> THE PROBLEM:
Reproduce the records below exactly as they appear, omitting any pictures they contain.

··········

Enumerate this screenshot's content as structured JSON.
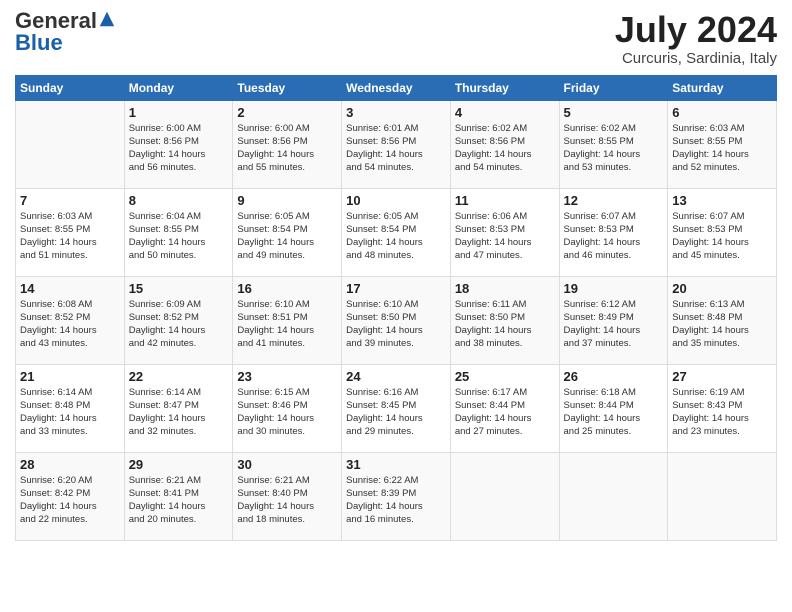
{
  "header": {
    "logo_general": "General",
    "logo_blue": "Blue",
    "month_title": "July 2024",
    "subtitle": "Curcuris, Sardinia, Italy"
  },
  "weekdays": [
    "Sunday",
    "Monday",
    "Tuesday",
    "Wednesday",
    "Thursday",
    "Friday",
    "Saturday"
  ],
  "weeks": [
    [
      {
        "day": "",
        "info": ""
      },
      {
        "day": "1",
        "info": "Sunrise: 6:00 AM\nSunset: 8:56 PM\nDaylight: 14 hours\nand 56 minutes."
      },
      {
        "day": "2",
        "info": "Sunrise: 6:00 AM\nSunset: 8:56 PM\nDaylight: 14 hours\nand 55 minutes."
      },
      {
        "day": "3",
        "info": "Sunrise: 6:01 AM\nSunset: 8:56 PM\nDaylight: 14 hours\nand 54 minutes."
      },
      {
        "day": "4",
        "info": "Sunrise: 6:02 AM\nSunset: 8:56 PM\nDaylight: 14 hours\nand 54 minutes."
      },
      {
        "day": "5",
        "info": "Sunrise: 6:02 AM\nSunset: 8:55 PM\nDaylight: 14 hours\nand 53 minutes."
      },
      {
        "day": "6",
        "info": "Sunrise: 6:03 AM\nSunset: 8:55 PM\nDaylight: 14 hours\nand 52 minutes."
      }
    ],
    [
      {
        "day": "7",
        "info": "Sunrise: 6:03 AM\nSunset: 8:55 PM\nDaylight: 14 hours\nand 51 minutes."
      },
      {
        "day": "8",
        "info": "Sunrise: 6:04 AM\nSunset: 8:55 PM\nDaylight: 14 hours\nand 50 minutes."
      },
      {
        "day": "9",
        "info": "Sunrise: 6:05 AM\nSunset: 8:54 PM\nDaylight: 14 hours\nand 49 minutes."
      },
      {
        "day": "10",
        "info": "Sunrise: 6:05 AM\nSunset: 8:54 PM\nDaylight: 14 hours\nand 48 minutes."
      },
      {
        "day": "11",
        "info": "Sunrise: 6:06 AM\nSunset: 8:53 PM\nDaylight: 14 hours\nand 47 minutes."
      },
      {
        "day": "12",
        "info": "Sunrise: 6:07 AM\nSunset: 8:53 PM\nDaylight: 14 hours\nand 46 minutes."
      },
      {
        "day": "13",
        "info": "Sunrise: 6:07 AM\nSunset: 8:53 PM\nDaylight: 14 hours\nand 45 minutes."
      }
    ],
    [
      {
        "day": "14",
        "info": "Sunrise: 6:08 AM\nSunset: 8:52 PM\nDaylight: 14 hours\nand 43 minutes."
      },
      {
        "day": "15",
        "info": "Sunrise: 6:09 AM\nSunset: 8:52 PM\nDaylight: 14 hours\nand 42 minutes."
      },
      {
        "day": "16",
        "info": "Sunrise: 6:10 AM\nSunset: 8:51 PM\nDaylight: 14 hours\nand 41 minutes."
      },
      {
        "day": "17",
        "info": "Sunrise: 6:10 AM\nSunset: 8:50 PM\nDaylight: 14 hours\nand 39 minutes."
      },
      {
        "day": "18",
        "info": "Sunrise: 6:11 AM\nSunset: 8:50 PM\nDaylight: 14 hours\nand 38 minutes."
      },
      {
        "day": "19",
        "info": "Sunrise: 6:12 AM\nSunset: 8:49 PM\nDaylight: 14 hours\nand 37 minutes."
      },
      {
        "day": "20",
        "info": "Sunrise: 6:13 AM\nSunset: 8:48 PM\nDaylight: 14 hours\nand 35 minutes."
      }
    ],
    [
      {
        "day": "21",
        "info": "Sunrise: 6:14 AM\nSunset: 8:48 PM\nDaylight: 14 hours\nand 33 minutes."
      },
      {
        "day": "22",
        "info": "Sunrise: 6:14 AM\nSunset: 8:47 PM\nDaylight: 14 hours\nand 32 minutes."
      },
      {
        "day": "23",
        "info": "Sunrise: 6:15 AM\nSunset: 8:46 PM\nDaylight: 14 hours\nand 30 minutes."
      },
      {
        "day": "24",
        "info": "Sunrise: 6:16 AM\nSunset: 8:45 PM\nDaylight: 14 hours\nand 29 minutes."
      },
      {
        "day": "25",
        "info": "Sunrise: 6:17 AM\nSunset: 8:44 PM\nDaylight: 14 hours\nand 27 minutes."
      },
      {
        "day": "26",
        "info": "Sunrise: 6:18 AM\nSunset: 8:44 PM\nDaylight: 14 hours\nand 25 minutes."
      },
      {
        "day": "27",
        "info": "Sunrise: 6:19 AM\nSunset: 8:43 PM\nDaylight: 14 hours\nand 23 minutes."
      }
    ],
    [
      {
        "day": "28",
        "info": "Sunrise: 6:20 AM\nSunset: 8:42 PM\nDaylight: 14 hours\nand 22 minutes."
      },
      {
        "day": "29",
        "info": "Sunrise: 6:21 AM\nSunset: 8:41 PM\nDaylight: 14 hours\nand 20 minutes."
      },
      {
        "day": "30",
        "info": "Sunrise: 6:21 AM\nSunset: 8:40 PM\nDaylight: 14 hours\nand 18 minutes."
      },
      {
        "day": "31",
        "info": "Sunrise: 6:22 AM\nSunset: 8:39 PM\nDaylight: 14 hours\nand 16 minutes."
      },
      {
        "day": "",
        "info": ""
      },
      {
        "day": "",
        "info": ""
      },
      {
        "day": "",
        "info": ""
      }
    ]
  ]
}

··········

> SOLUTION:
Enumerate this screenshot's content as structured JSON.
{
  "header": {
    "logo_general": "General",
    "logo_blue": "Blue",
    "month_title": "July 2024",
    "subtitle": "Curcuris, Sardinia, Italy"
  },
  "weekdays": [
    "Sunday",
    "Monday",
    "Tuesday",
    "Wednesday",
    "Thursday",
    "Friday",
    "Saturday"
  ],
  "weeks": [
    [
      {
        "day": "",
        "info": ""
      },
      {
        "day": "1",
        "info": "Sunrise: 6:00 AM\nSunset: 8:56 PM\nDaylight: 14 hours\nand 56 minutes."
      },
      {
        "day": "2",
        "info": "Sunrise: 6:00 AM\nSunset: 8:56 PM\nDaylight: 14 hours\nand 55 minutes."
      },
      {
        "day": "3",
        "info": "Sunrise: 6:01 AM\nSunset: 8:56 PM\nDaylight: 14 hours\nand 54 minutes."
      },
      {
        "day": "4",
        "info": "Sunrise: 6:02 AM\nSunset: 8:56 PM\nDaylight: 14 hours\nand 54 minutes."
      },
      {
        "day": "5",
        "info": "Sunrise: 6:02 AM\nSunset: 8:55 PM\nDaylight: 14 hours\nand 53 minutes."
      },
      {
        "day": "6",
        "info": "Sunrise: 6:03 AM\nSunset: 8:55 PM\nDaylight: 14 hours\nand 52 minutes."
      }
    ],
    [
      {
        "day": "7",
        "info": "Sunrise: 6:03 AM\nSunset: 8:55 PM\nDaylight: 14 hours\nand 51 minutes."
      },
      {
        "day": "8",
        "info": "Sunrise: 6:04 AM\nSunset: 8:55 PM\nDaylight: 14 hours\nand 50 minutes."
      },
      {
        "day": "9",
        "info": "Sunrise: 6:05 AM\nSunset: 8:54 PM\nDaylight: 14 hours\nand 49 minutes."
      },
      {
        "day": "10",
        "info": "Sunrise: 6:05 AM\nSunset: 8:54 PM\nDaylight: 14 hours\nand 48 minutes."
      },
      {
        "day": "11",
        "info": "Sunrise: 6:06 AM\nSunset: 8:53 PM\nDaylight: 14 hours\nand 47 minutes."
      },
      {
        "day": "12",
        "info": "Sunrise: 6:07 AM\nSunset: 8:53 PM\nDaylight: 14 hours\nand 46 minutes."
      },
      {
        "day": "13",
        "info": "Sunrise: 6:07 AM\nSunset: 8:53 PM\nDaylight: 14 hours\nand 45 minutes."
      }
    ],
    [
      {
        "day": "14",
        "info": "Sunrise: 6:08 AM\nSunset: 8:52 PM\nDaylight: 14 hours\nand 43 minutes."
      },
      {
        "day": "15",
        "info": "Sunrise: 6:09 AM\nSunset: 8:52 PM\nDaylight: 14 hours\nand 42 minutes."
      },
      {
        "day": "16",
        "info": "Sunrise: 6:10 AM\nSunset: 8:51 PM\nDaylight: 14 hours\nand 41 minutes."
      },
      {
        "day": "17",
        "info": "Sunrise: 6:10 AM\nSunset: 8:50 PM\nDaylight: 14 hours\nand 39 minutes."
      },
      {
        "day": "18",
        "info": "Sunrise: 6:11 AM\nSunset: 8:50 PM\nDaylight: 14 hours\nand 38 minutes."
      },
      {
        "day": "19",
        "info": "Sunrise: 6:12 AM\nSunset: 8:49 PM\nDaylight: 14 hours\nand 37 minutes."
      },
      {
        "day": "20",
        "info": "Sunrise: 6:13 AM\nSunset: 8:48 PM\nDaylight: 14 hours\nand 35 minutes."
      }
    ],
    [
      {
        "day": "21",
        "info": "Sunrise: 6:14 AM\nSunset: 8:48 PM\nDaylight: 14 hours\nand 33 minutes."
      },
      {
        "day": "22",
        "info": "Sunrise: 6:14 AM\nSunset: 8:47 PM\nDaylight: 14 hours\nand 32 minutes."
      },
      {
        "day": "23",
        "info": "Sunrise: 6:15 AM\nSunset: 8:46 PM\nDaylight: 14 hours\nand 30 minutes."
      },
      {
        "day": "24",
        "info": "Sunrise: 6:16 AM\nSunset: 8:45 PM\nDaylight: 14 hours\nand 29 minutes."
      },
      {
        "day": "25",
        "info": "Sunrise: 6:17 AM\nSunset: 8:44 PM\nDaylight: 14 hours\nand 27 minutes."
      },
      {
        "day": "26",
        "info": "Sunrise: 6:18 AM\nSunset: 8:44 PM\nDaylight: 14 hours\nand 25 minutes."
      },
      {
        "day": "27",
        "info": "Sunrise: 6:19 AM\nSunset: 8:43 PM\nDaylight: 14 hours\nand 23 minutes."
      }
    ],
    [
      {
        "day": "28",
        "info": "Sunrise: 6:20 AM\nSunset: 8:42 PM\nDaylight: 14 hours\nand 22 minutes."
      },
      {
        "day": "29",
        "info": "Sunrise: 6:21 AM\nSunset: 8:41 PM\nDaylight: 14 hours\nand 20 minutes."
      },
      {
        "day": "30",
        "info": "Sunrise: 6:21 AM\nSunset: 8:40 PM\nDaylight: 14 hours\nand 18 minutes."
      },
      {
        "day": "31",
        "info": "Sunrise: 6:22 AM\nSunset: 8:39 PM\nDaylight: 14 hours\nand 16 minutes."
      },
      {
        "day": "",
        "info": ""
      },
      {
        "day": "",
        "info": ""
      },
      {
        "day": "",
        "info": ""
      }
    ]
  ]
}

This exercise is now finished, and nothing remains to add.